Stated problem>
Omit every picture and return the rest of the data unaltered.

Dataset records

<<<<

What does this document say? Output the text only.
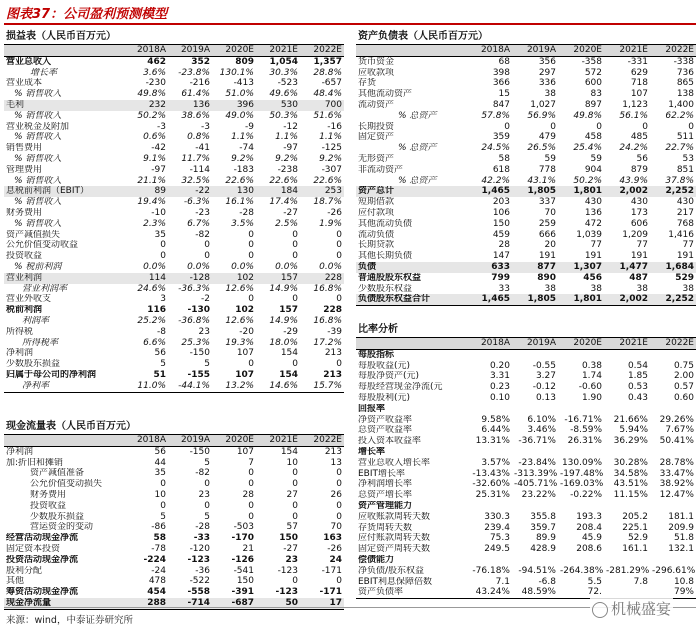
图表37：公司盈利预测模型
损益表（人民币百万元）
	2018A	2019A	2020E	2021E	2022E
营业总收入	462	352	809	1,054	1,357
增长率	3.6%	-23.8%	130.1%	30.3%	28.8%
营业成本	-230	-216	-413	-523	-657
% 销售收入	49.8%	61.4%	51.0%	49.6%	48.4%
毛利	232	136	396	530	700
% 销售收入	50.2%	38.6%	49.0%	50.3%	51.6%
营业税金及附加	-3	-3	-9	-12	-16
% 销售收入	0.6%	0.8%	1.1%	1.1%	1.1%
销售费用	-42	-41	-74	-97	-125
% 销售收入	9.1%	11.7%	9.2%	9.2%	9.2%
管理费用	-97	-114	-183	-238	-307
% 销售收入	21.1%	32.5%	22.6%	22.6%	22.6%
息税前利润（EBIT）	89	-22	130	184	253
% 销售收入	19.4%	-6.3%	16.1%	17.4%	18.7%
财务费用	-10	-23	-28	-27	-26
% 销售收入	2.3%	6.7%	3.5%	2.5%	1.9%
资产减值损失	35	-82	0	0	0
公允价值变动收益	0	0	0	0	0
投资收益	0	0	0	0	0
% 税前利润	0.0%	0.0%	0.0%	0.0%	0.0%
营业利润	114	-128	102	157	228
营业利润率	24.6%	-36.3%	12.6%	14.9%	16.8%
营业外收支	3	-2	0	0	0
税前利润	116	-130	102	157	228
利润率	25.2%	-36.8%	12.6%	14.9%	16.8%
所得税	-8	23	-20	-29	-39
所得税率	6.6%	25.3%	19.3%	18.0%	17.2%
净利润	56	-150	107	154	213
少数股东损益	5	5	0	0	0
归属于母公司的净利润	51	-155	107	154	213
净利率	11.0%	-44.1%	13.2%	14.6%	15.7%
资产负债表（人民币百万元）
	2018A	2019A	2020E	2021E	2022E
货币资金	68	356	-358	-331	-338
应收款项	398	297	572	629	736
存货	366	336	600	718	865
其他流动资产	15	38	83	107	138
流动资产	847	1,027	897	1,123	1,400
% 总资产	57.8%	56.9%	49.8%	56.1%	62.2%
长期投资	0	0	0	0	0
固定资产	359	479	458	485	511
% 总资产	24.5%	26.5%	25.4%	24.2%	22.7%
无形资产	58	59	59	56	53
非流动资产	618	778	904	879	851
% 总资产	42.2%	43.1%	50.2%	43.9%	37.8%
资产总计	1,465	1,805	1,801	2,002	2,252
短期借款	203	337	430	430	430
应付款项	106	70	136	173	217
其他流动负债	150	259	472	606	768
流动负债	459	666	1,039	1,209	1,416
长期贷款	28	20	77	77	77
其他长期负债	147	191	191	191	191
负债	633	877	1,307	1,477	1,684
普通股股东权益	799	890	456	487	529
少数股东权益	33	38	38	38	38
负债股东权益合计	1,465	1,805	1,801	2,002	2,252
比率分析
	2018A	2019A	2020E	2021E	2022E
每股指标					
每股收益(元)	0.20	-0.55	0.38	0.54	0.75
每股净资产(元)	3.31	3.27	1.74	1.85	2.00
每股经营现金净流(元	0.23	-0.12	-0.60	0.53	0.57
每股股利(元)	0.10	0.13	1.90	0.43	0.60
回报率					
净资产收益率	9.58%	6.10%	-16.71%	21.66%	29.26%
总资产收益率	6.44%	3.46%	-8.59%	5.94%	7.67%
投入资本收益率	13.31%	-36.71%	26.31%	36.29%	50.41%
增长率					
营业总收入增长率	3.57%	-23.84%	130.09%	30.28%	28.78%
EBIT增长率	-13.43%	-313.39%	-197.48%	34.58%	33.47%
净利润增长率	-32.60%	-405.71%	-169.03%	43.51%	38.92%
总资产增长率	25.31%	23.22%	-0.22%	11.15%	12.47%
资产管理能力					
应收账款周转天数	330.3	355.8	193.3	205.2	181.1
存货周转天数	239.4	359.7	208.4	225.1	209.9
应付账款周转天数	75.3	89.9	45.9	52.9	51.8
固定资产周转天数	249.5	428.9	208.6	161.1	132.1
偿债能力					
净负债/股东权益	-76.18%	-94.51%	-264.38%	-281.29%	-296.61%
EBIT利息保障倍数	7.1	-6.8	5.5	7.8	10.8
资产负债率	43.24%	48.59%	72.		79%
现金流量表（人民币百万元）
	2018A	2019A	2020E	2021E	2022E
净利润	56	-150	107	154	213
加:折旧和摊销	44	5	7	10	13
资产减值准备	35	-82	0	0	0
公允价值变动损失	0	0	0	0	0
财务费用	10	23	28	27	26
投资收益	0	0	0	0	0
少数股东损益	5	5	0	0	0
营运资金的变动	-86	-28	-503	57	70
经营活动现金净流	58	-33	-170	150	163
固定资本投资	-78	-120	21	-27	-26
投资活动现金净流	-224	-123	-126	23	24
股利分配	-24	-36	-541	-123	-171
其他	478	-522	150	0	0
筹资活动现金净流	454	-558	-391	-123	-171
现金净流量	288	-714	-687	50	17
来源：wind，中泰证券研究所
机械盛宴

>>>>

Complete output>
What does this document say? Output the text only.
图表37：公司盈利预测模型
损益表（人民币百万元）
	2018A	2019A	2020E	2021E	2022E
营业总收入	462	352	809	1,054	1,357
增长率	3.6%	-23.8%	130.1%	30.3%	28.8%
营业成本	-230	-216	-413	-523	-657
% 销售收入	49.8%	61.4%	51.0%	49.6%	48.4%
毛利	232	136	396	530	700
% 销售收入	50.2%	38.6%	49.0%	50.3%	51.6%
营业税金及附加	-3	-3	-9	-12	-16
% 销售收入	0.6%	0.8%	1.1%	1.1%	1.1%
销售费用	-42	-41	-74	-97	-125
% 销售收入	9.1%	11.7%	9.2%	9.2%	9.2%
管理费用	-97	-114	-183	-238	-307
% 销售收入	21.1%	32.5%	22.6%	22.6%	22.6%
息税前利润（EBIT）	89	-22	130	184	253
% 销售收入	19.4%	-6.3%	16.1%	17.4%	18.7%
财务费用	-10	-23	-28	-27	-26
% 销售收入	2.3%	6.7%	3.5%	2.5%	1.9%
资产减值损失	35	-82	0	0	0
公允价值变动收益	0	0	0	0	0
投资收益	0	0	0	0	0
% 税前利润	0.0%	0.0%	0.0%	0.0%	0.0%
营业利润	114	-128	102	157	228
营业利润率	24.6%	-36.3%	12.6%	14.9%	16.8%
营业外收支	3	-2	0	0	0
税前利润	116	-130	102	157	228
利润率	25.2%	-36.8%	12.6%	14.9%	16.8%
所得税	-8	23	-20	-29	-39
所得税率	6.6%	25.3%	19.3%	18.0%	17.2%
净利润	56	-150	107	154	213
少数股东损益	5	5	0	0	0
归属于母公司的净利润	51	-155	107	154	213
净利率	11.0%	-44.1%	13.2%	14.6%	15.7%
资产负债表（人民币百万元）
	2018A	2019A	2020E	2021E	2022E
货币资金	68	356	-358	-331	-338
应收款项	398	297	572	629	736
存货	366	336	600	718	865
其他流动资产	15	38	83	107	138
流动资产	847	1,027	897	1,123	1,400
% 总资产	57.8%	56.9%	49.8%	56.1%	62.2%
长期投资	0	0	0	0	0
固定资产	359	479	458	485	511
% 总资产	24.5%	26.5%	25.4%	24.2%	22.7%
无形资产	58	59	59	56	53
非流动资产	618	778	904	879	851
% 总资产	42.2%	43.1%	50.2%	43.9%	37.8%
资产总计	1,465	1,805	1,801	2,002	2,252
短期借款	203	337	430	430	430
应付款项	106	70	136	173	217
其他流动负债	150	259	472	606	768
流动负债	459	666	1,039	1,209	1,416
长期贷款	28	20	77	77	77
其他长期负债	147	191	191	191	191
负债	633	877	1,307	1,477	1,684
普通股股东权益	799	890	456	487	529
少数股东权益	33	38	38	38	38
负债股东权益合计	1,465	1,805	1,801	2,002	2,252
比率分析
	2018A	2019A	2020E	2021E	2022E
每股指标					
每股收益(元)	0.20	-0.55	0.38	0.54	0.75
每股净资产(元)	3.31	3.27	1.74	1.85	2.00
每股经营现金净流(元	0.23	-0.12	-0.60	0.53	0.57
每股股利(元)	0.10	0.13	1.90	0.43	0.60
回报率					
净资产收益率	9.58%	6.10%	-16.71%	21.66%	29.26%
总资产收益率	6.44%	3.46%	-8.59%	5.94%	7.67%
投入资本收益率	13.31%	-36.71%	26.31%	36.29%	50.41%
增长率					
营业总收入增长率	3.57%	-23.84%	130.09%	30.28%	28.78%
EBIT增长率	-13.43%	-313.39%	-197.48%	34.58%	33.47%
净利润增长率	-32.60%	-405.71%	-169.03%	43.51%	38.92%
总资产增长率	25.31%	23.22%	-0.22%	11.15%	12.47%
资产管理能力					
应收账款周转天数	330.3	355.8	193.3	205.2	181.1
存货周转天数	239.4	359.7	208.4	225.1	209.9
应付账款周转天数	75.3	89.9	45.9	52.9	51.8
固定资产周转天数	249.5	428.9	208.6	161.1	132.1
偿债能力					
净负债/股东权益	-76.18%	-94.51%	-264.38%	-281.29%	-296.61%
EBIT利息保障倍数	7.1	-6.8	5.5	7.8	10.8
资产负债率	43.24%	48.59%	72.		79%
现金流量表（人民币百万元）
	2018A	2019A	2020E	2021E	2022E
净利润	56	-150	107	154	213
加:折旧和摊销	44	5	7	10	13
资产减值准备	35	-82	0	0	0
公允价值变动损失	0	0	0	0	0
财务费用	10	23	28	27	26
投资收益	0	0	0	0	0
少数股东损益	5	5	0	0	0
营运资金的变动	-86	-28	-503	57	70
经营活动现金净流	58	-33	-170	150	163
固定资本投资	-78	-120	21	-27	-26
投资活动现金净流	-224	-123	-126	23	24
股利分配	-24	-36	-541	-123	-171
其他	478	-522	150	0	0
筹资活动现金净流	454	-558	-391	-123	-171
现金净流量	288	-714	-687	50	17
来源：wind，中泰证券研究所
机械盛宴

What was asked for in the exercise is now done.